>> start

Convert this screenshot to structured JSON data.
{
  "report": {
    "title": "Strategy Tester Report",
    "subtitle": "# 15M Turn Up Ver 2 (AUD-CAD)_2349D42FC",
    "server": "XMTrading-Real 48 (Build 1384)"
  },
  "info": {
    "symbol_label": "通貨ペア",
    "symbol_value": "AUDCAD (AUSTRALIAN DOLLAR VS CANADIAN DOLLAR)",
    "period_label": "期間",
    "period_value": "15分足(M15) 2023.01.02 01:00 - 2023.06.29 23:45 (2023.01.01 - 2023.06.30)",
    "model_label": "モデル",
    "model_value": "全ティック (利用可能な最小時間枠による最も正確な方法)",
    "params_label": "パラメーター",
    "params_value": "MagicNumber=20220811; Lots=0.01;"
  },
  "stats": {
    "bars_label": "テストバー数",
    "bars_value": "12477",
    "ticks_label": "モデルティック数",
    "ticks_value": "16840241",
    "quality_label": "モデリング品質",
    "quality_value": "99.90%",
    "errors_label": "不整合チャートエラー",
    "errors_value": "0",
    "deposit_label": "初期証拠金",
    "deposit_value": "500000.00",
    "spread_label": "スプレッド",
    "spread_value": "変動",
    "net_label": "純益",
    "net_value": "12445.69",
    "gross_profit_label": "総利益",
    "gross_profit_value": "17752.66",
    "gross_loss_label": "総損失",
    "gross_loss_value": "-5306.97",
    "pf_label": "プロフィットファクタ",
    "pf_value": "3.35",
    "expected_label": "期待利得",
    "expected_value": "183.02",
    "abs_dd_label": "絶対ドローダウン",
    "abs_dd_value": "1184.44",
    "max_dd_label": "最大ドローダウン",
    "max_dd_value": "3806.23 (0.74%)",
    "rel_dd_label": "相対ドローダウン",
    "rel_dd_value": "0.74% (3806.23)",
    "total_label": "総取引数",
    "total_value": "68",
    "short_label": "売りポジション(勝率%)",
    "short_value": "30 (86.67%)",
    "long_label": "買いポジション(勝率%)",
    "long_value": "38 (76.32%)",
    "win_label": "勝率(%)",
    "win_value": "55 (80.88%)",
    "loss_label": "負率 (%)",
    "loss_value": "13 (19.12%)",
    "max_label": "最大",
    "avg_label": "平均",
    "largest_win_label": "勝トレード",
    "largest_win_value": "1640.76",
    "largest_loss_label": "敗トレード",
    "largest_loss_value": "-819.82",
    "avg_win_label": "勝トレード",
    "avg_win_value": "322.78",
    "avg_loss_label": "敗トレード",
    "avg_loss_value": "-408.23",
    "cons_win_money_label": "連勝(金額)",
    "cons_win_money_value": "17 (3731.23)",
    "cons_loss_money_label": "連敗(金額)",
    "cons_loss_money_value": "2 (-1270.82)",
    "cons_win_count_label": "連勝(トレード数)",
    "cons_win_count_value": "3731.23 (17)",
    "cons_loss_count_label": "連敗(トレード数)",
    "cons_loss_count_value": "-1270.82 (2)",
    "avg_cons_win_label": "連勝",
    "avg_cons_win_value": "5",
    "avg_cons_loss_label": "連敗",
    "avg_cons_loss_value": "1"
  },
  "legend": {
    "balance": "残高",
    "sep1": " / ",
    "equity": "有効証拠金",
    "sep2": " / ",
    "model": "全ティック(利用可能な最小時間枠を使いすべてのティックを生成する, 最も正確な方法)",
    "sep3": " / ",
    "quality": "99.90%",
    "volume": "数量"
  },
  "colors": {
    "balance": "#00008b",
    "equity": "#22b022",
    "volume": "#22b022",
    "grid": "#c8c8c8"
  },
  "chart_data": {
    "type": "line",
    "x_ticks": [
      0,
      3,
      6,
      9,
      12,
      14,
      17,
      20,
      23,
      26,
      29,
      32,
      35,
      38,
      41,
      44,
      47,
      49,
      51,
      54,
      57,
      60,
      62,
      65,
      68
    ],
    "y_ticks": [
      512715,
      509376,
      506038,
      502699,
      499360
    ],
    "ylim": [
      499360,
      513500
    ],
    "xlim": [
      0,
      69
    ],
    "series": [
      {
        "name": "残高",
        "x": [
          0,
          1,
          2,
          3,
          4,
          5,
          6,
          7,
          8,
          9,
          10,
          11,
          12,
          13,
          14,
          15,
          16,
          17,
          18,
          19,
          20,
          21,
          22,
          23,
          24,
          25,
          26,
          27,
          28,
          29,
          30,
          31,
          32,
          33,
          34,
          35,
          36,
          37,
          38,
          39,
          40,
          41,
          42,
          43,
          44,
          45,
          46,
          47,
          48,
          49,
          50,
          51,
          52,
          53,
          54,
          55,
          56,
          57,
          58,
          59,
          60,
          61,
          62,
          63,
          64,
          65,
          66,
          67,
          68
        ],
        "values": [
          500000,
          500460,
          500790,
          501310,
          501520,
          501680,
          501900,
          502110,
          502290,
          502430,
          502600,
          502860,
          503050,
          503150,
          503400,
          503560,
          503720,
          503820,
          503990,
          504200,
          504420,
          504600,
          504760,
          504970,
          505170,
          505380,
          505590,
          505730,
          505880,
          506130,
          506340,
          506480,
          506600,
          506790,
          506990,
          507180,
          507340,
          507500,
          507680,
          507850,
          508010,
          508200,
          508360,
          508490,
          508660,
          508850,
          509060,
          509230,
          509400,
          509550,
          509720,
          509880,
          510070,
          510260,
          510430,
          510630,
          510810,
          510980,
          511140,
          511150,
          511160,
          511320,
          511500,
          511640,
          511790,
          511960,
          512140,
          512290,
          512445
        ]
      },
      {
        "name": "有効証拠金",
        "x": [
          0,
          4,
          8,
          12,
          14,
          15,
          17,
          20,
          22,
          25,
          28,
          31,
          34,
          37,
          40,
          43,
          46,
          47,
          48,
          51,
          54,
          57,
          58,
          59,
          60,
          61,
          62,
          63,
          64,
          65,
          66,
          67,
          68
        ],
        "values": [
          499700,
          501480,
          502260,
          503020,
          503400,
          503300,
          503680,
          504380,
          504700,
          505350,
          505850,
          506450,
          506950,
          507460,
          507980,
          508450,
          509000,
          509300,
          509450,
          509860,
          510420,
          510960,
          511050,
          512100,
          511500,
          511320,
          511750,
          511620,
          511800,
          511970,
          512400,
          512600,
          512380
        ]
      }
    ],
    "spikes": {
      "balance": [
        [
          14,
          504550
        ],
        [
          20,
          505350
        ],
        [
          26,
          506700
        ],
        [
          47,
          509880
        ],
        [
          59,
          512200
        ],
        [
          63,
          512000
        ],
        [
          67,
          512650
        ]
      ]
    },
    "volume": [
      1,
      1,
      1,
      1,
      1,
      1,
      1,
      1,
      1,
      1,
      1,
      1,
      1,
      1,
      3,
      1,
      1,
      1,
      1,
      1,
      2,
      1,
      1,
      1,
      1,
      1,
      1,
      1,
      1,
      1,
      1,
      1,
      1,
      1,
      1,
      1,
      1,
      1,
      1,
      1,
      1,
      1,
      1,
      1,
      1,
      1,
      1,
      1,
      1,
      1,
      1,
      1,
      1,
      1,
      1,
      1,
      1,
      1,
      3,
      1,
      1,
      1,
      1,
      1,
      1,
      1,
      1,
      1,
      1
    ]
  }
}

>> end

Problem to work on> Give an exact repetition of all the material.

Expected answer>
Convert this screenshot to structured JSON data.
{
  "report": {
    "title": "Strategy Tester Report",
    "subtitle": "# 15M Turn Up Ver 2 (AUD-CAD)_2349D42FC",
    "server": "XMTrading-Real 48 (Build 1384)"
  },
  "info": {
    "symbol_label": "通貨ペア",
    "symbol_value": "AUDCAD (AUSTRALIAN DOLLAR VS CANADIAN DOLLAR)",
    "period_label": "期間",
    "period_value": "15分足(M15) 2023.01.02 01:00 - 2023.06.29 23:45 (2023.01.01 - 2023.06.30)",
    "model_label": "モデル",
    "model_value": "全ティック (利用可能な最小時間枠による最も正確な方法)",
    "params_label": "パラメーター",
    "params_value": "MagicNumber=20220811; Lots=0.01;"
  },
  "stats": {
    "bars_label": "テストバー数",
    "bars_value": "12477",
    "ticks_label": "モデルティック数",
    "ticks_value": "16840241",
    "quality_label": "モデリング品質",
    "quality_value": "99.90%",
    "errors_label": "不整合チャートエラー",
    "errors_value": "0",
    "deposit_label": "初期証拠金",
    "deposit_value": "500000.00",
    "spread_label": "スプレッド",
    "spread_value": "変動",
    "net_label": "純益",
    "net_value": "12445.69",
    "gross_profit_label": "総利益",
    "gross_profit_value": "17752.66",
    "gross_loss_label": "総損失",
    "gross_loss_value": "-5306.97",
    "pf_label": "プロフィットファクタ",
    "pf_value": "3.35",
    "expected_label": "期待利得",
    "expected_value": "183.02",
    "abs_dd_label": "絶対ドローダウン",
    "abs_dd_value": "1184.44",
    "max_dd_label": "最大ドローダウン",
    "max_dd_value": "3806.23 (0.74%)",
    "rel_dd_label": "相対ドローダウン",
    "rel_dd_value": "0.74% (3806.23)",
    "total_label": "総取引数",
    "total_value": "68",
    "short_label": "売りポジション(勝率%)",
    "short_value": "30 (86.67%)",
    "long_label": "買いポジション(勝率%)",
    "long_value": "38 (76.32%)",
    "win_label": "勝率(%)",
    "win_value": "55 (80.88%)",
    "loss_label": "負率 (%)",
    "loss_value": "13 (19.12%)",
    "max_label": "最大",
    "avg_label": "平均",
    "largest_win_label": "勝トレード",
    "largest_win_value": "1640.76",
    "largest_loss_label": "敗トレード",
    "largest_loss_value": "-819.82",
    "avg_win_label": "勝トレード",
    "avg_win_value": "322.78",
    "avg_loss_label": "敗トレード",
    "avg_loss_value": "-408.23",
    "cons_win_money_label": "連勝(金額)",
    "cons_win_money_value": "17 (3731.23)",
    "cons_loss_money_label": "連敗(金額)",
    "cons_loss_money_value": "2 (-1270.82)",
    "cons_win_count_label": "連勝(トレード数)",
    "cons_win_count_value": "3731.23 (17)",
    "cons_loss_count_label": "連敗(トレード数)",
    "cons_loss_count_value": "-1270.82 (2)",
    "avg_cons_win_label": "連勝",
    "avg_cons_win_value": "5",
    "avg_cons_loss_label": "連敗",
    "avg_cons_loss_value": "1"
  },
  "legend": {
    "balance": "残高",
    "sep1": " / ",
    "equity": "有効証拠金",
    "sep2": " / ",
    "model": "全ティック(利用可能な最小時間枠を使いすべてのティックを生成する, 最も正確な方法)",
    "sep3": " / ",
    "quality": "99.90%",
    "volume": "数量"
  },
  "colors": {
    "balance": "#00008b",
    "equity": "#22b022",
    "volume": "#22b022",
    "grid": "#c8c8c8"
  },
  "chart_data": {
    "type": "line",
    "x_ticks": [
      0,
      3,
      6,
      9,
      12,
      14,
      17,
      20,
      23,
      26,
      29,
      32,
      35,
      38,
      41,
      44,
      47,
      49,
      51,
      54,
      57,
      60,
      62,
      65,
      68
    ],
    "y_ticks": [
      512715,
      509376,
      506038,
      502699,
      499360
    ],
    "ylim": [
      499360,
      513500
    ],
    "xlim": [
      0,
      69
    ],
    "series": [
      {
        "name": "残高",
        "x": [
          0,
          1,
          2,
          3,
          4,
          5,
          6,
          7,
          8,
          9,
          10,
          11,
          12,
          13,
          14,
          15,
          16,
          17,
          18,
          19,
          20,
          21,
          22,
          23,
          24,
          25,
          26,
          27,
          28,
          29,
          30,
          31,
          32,
          33,
          34,
          35,
          36,
          37,
          38,
          39,
          40,
          41,
          42,
          43,
          44,
          45,
          46,
          47,
          48,
          49,
          50,
          51,
          52,
          53,
          54,
          55,
          56,
          57,
          58,
          59,
          60,
          61,
          62,
          63,
          64,
          65,
          66,
          67,
          68
        ],
        "values": [
          500000,
          500460,
          500790,
          501310,
          501520,
          501680,
          501900,
          502110,
          502290,
          502430,
          502600,
          502860,
          503050,
          503150,
          503400,
          503560,
          503720,
          503820,
          503990,
          504200,
          504420,
          504600,
          504760,
          504970,
          505170,
          505380,
          505590,
          505730,
          505880,
          506130,
          506340,
          506480,
          506600,
          506790,
          506990,
          507180,
          507340,
          507500,
          507680,
          507850,
          508010,
          508200,
          508360,
          508490,
          508660,
          508850,
          509060,
          509230,
          509400,
          509550,
          509720,
          509880,
          510070,
          510260,
          510430,
          510630,
          510810,
          510980,
          511140,
          511150,
          511160,
          511320,
          511500,
          511640,
          511790,
          511960,
          512140,
          512290,
          512445
        ]
      },
      {
        "name": "有効証拠金",
        "x": [
          0,
          4,
          8,
          12,
          14,
          15,
          17,
          20,
          22,
          25,
          28,
          31,
          34,
          37,
          40,
          43,
          46,
          47,
          48,
          51,
          54,
          57,
          58,
          59,
          60,
          61,
          62,
          63,
          64,
          65,
          66,
          67,
          68
        ],
        "values": [
          499700,
          501480,
          502260,
          503020,
          503400,
          503300,
          503680,
          504380,
          504700,
          505350,
          505850,
          506450,
          506950,
          507460,
          507980,
          508450,
          509000,
          509300,
          509450,
          509860,
          510420,
          510960,
          511050,
          512100,
          511500,
          511320,
          511750,
          511620,
          511800,
          511970,
          512400,
          512600,
          512380
        ]
      }
    ],
    "spikes": {
      "balance": [
        [
          14,
          504550
        ],
        [
          20,
          505350
        ],
        [
          26,
          506700
        ],
        [
          47,
          509880
        ],
        [
          59,
          512200
        ],
        [
          63,
          512000
        ],
        [
          67,
          512650
        ]
      ]
    },
    "volume": [
      1,
      1,
      1,
      1,
      1,
      1,
      1,
      1,
      1,
      1,
      1,
      1,
      1,
      1,
      3,
      1,
      1,
      1,
      1,
      1,
      2,
      1,
      1,
      1,
      1,
      1,
      1,
      1,
      1,
      1,
      1,
      1,
      1,
      1,
      1,
      1,
      1,
      1,
      1,
      1,
      1,
      1,
      1,
      1,
      1,
      1,
      1,
      1,
      1,
      1,
      1,
      1,
      1,
      1,
      1,
      1,
      1,
      1,
      3,
      1,
      1,
      1,
      1,
      1,
      1,
      1,
      1,
      1,
      1
    ]
  }
}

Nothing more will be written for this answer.